# [DOCUMENT TEXT]
□ □ □

15 Mass. App. Ct. 252

October 19, 1982 - February 2, 1983

Suffolk County


In an action against a civil engineering corporation, a wholly owned subsidiary of another corporation, by a plaintiff seeking payment of a fee for his services in finding a source of financing for a residential construction project in Venezuela, to be undertaken by a Venezuelan corporation in which the engineering firm held a minority interest, the evidence was insufficient to establish that one who was the president, treasurer, chairman of the board of directors, and chief administrative officer of the engineering corporation had actual or apparent authority to commit that corporation to the agreement to pay the fee. [254-256]

CIVIL ACTION commenced in the Superior Court on February 26, 1975.

The case was tried before Connolly, J.

Charles F. Nayor (John F. Trefethen, Jr., with him) for the plaintiff.

□ □ □

(Spatial layout data)

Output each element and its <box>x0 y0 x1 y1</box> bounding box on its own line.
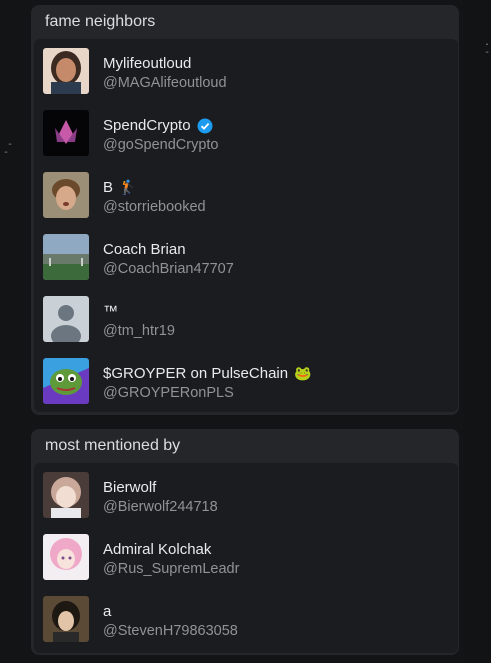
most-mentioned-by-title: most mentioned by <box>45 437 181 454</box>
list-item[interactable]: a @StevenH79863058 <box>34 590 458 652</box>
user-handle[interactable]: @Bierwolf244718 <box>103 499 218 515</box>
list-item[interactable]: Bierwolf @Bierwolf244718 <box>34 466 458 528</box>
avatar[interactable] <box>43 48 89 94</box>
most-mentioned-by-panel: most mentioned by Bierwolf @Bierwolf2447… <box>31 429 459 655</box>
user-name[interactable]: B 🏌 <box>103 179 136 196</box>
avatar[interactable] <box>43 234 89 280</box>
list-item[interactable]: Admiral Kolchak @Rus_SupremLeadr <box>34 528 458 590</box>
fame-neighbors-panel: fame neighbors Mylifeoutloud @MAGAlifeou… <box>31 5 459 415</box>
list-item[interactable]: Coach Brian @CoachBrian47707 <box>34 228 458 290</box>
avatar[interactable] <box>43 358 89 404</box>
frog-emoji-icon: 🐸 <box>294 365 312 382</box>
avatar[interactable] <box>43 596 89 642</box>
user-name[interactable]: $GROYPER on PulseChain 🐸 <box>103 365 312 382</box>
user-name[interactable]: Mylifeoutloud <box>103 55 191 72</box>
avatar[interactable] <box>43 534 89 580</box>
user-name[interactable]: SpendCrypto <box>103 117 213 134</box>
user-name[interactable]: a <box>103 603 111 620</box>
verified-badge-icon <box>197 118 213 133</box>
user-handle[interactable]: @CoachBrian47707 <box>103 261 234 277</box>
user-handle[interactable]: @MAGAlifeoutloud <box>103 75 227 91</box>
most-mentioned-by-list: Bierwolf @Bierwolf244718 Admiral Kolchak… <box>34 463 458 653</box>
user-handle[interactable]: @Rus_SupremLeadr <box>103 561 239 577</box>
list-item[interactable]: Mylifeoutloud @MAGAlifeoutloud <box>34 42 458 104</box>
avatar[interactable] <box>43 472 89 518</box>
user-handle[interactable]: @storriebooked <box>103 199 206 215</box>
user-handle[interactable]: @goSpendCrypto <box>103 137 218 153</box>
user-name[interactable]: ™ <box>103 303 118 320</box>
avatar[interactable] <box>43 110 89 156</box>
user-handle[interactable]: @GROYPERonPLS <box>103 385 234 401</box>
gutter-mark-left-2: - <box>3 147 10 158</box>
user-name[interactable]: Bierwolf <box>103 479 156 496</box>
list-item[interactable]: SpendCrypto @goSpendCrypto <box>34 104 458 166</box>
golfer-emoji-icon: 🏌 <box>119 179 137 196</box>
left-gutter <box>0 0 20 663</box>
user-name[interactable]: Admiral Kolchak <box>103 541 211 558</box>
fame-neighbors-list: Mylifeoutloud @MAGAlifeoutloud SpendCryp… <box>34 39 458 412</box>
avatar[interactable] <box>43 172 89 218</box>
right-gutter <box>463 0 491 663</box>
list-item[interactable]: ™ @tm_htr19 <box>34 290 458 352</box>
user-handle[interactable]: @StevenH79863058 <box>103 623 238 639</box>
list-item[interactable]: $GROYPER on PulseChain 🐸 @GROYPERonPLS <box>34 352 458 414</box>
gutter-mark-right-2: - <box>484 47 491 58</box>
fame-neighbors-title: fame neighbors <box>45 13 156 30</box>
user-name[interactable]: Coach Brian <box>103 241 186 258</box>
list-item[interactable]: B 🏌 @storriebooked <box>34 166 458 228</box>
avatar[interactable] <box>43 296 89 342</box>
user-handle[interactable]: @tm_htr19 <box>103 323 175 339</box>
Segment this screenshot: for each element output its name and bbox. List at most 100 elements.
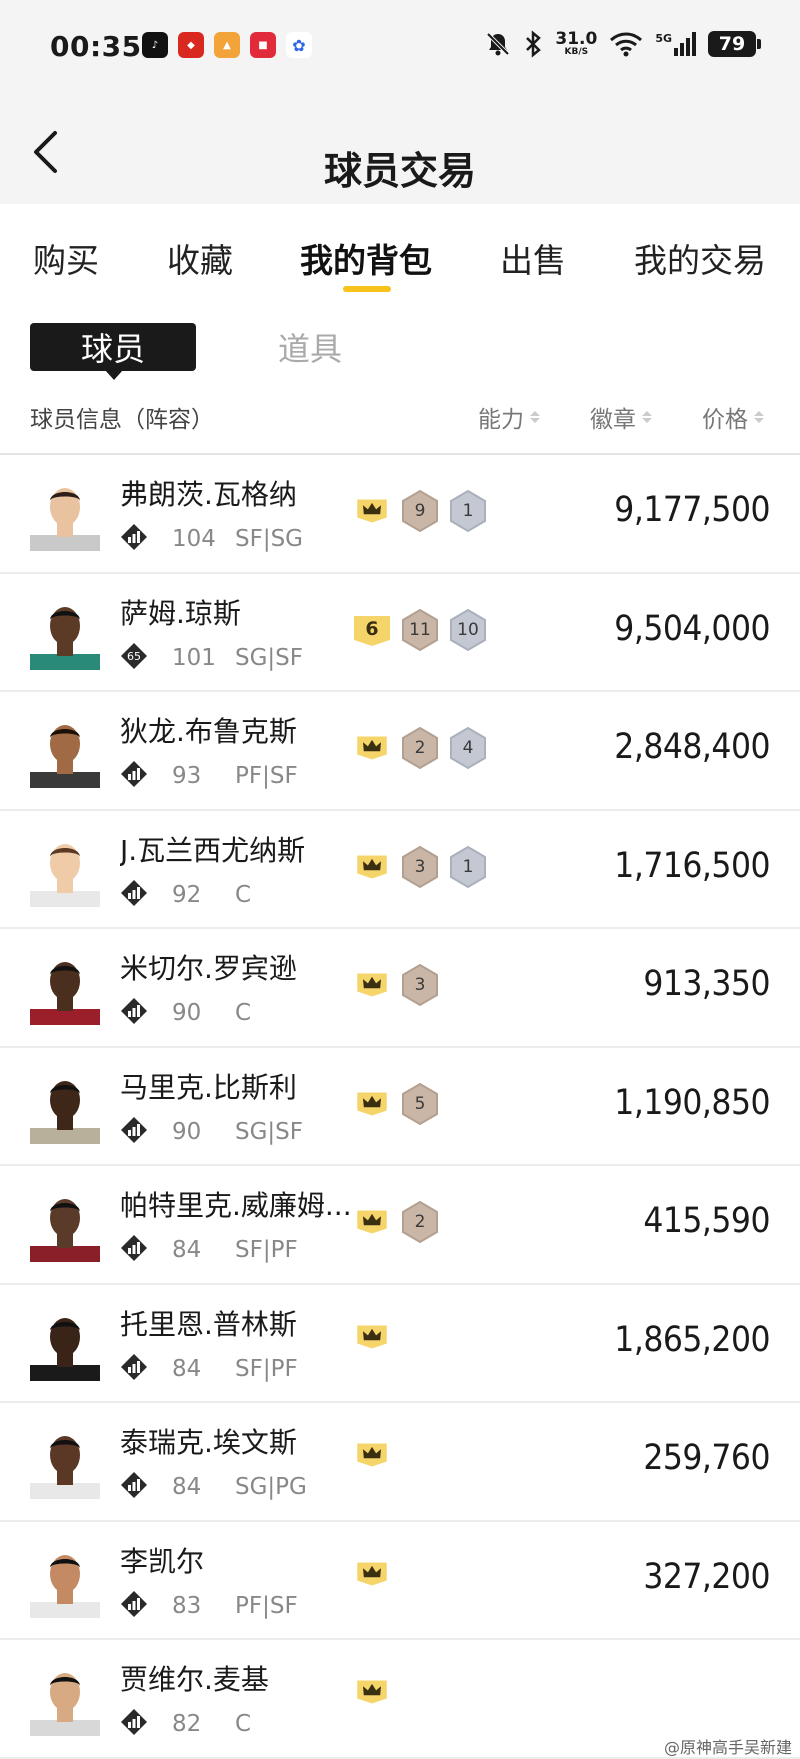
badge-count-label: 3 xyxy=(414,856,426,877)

□ □ □

# [AIM 1]
According to the case summary, which judge tried the case?
# [AIM 2]
Render the listing lines from the line containing "most-mentioned-by-title: most mentioned" through the line containing "list-item[interactable]: Mylifeoutloud @MAGAlifeoutloud" as a Markdown table with columns named Row and Entry, leaving out any blank lines.

# [RIGHT ANSWER 1]
Connolly, J.

# [RIGHT ANSWER 2]
| Row | Entry |
|---|---|
| 1 | most-mentioned-by-title: most mentioned by <box>45 437 181 454</box> |
| 2 | list-item[interactable]: a @StevenH79863058 <box>34 590 458 652</box> |
| 3 | user-handle[interactable]: @Bierwolf244718 <box>103 499 218 515</box> |
| 4 | list-item[interactable]: Bierwolf @Bierwolf244718 <box>34 466 458 528</box> |
| 5 | avatar[interactable] <box>43 48 89 94</box> |
| 6 | most-mentioned-by-panel: most mentioned by Bierwolf @Bierwolf2447… <box>31 429 459 655</box> |
| 7 | user-name[interactable]: B 🏌 <box>103 179 136 196</box> |
| 8 | avatar[interactable] <box>43 234 89 280</box> |
| 9 | list-item[interactable]: Admiral Kolchak @Rus_SupremLeadr <box>34 528 458 590</box> |
| 10 | fame-neighbors-panel: fame neighbors Mylifeoutloud @MAGAlifeou… <box>31 5 459 415</box> |
| 11 | list-item[interactable]: Coach Brian @CoachBrian47707 <box>34 228 458 290</box> |
| 12 | avatar[interactable] <box>43 358 89 404</box> |
| 13 | frog-emoji-icon: 🐸 <box>294 365 312 382</box> |
| 14 | avatar[interactable] <box>43 596 89 642</box> |
| 15 | user-name[interactable]: $GROYPER on PulseChain 🐸 <box>103 365 312 382</box> |
| 16 | user-name[interactable]: Mylifeoutloud <box>103 55 191 72</box> |
| 17 | avatar[interactable] <box>43 534 89 580</box> |
| 18 | user-name[interactable]: SpendCrypto <box>103 117 213 134</box> |
| 19 | user-name[interactable]: a <box>103 603 111 620</box> |
| 20 | verified-badge-icon <box>197 118 213 133</box> |
| 21 | user-handle[interactable]: @CoachBrian47707 <box>103 261 234 277</box> |
| 22 | user-handle[interactable]: @MAGAlifeoutloud <box>103 75 227 91</box> |
| 23 | most-mentioned-by-list: Bierwolf @Bierwolf244718 Admiral Kolchak… <box>34 463 458 653</box> |
| 24 | user-handle[interactable]: @Rus_SupremLeadr <box>103 561 239 577</box> |
| 25 | list-item[interactable]: Mylifeoutloud @MAGAlifeoutloud <box>34 42 458 104</box> |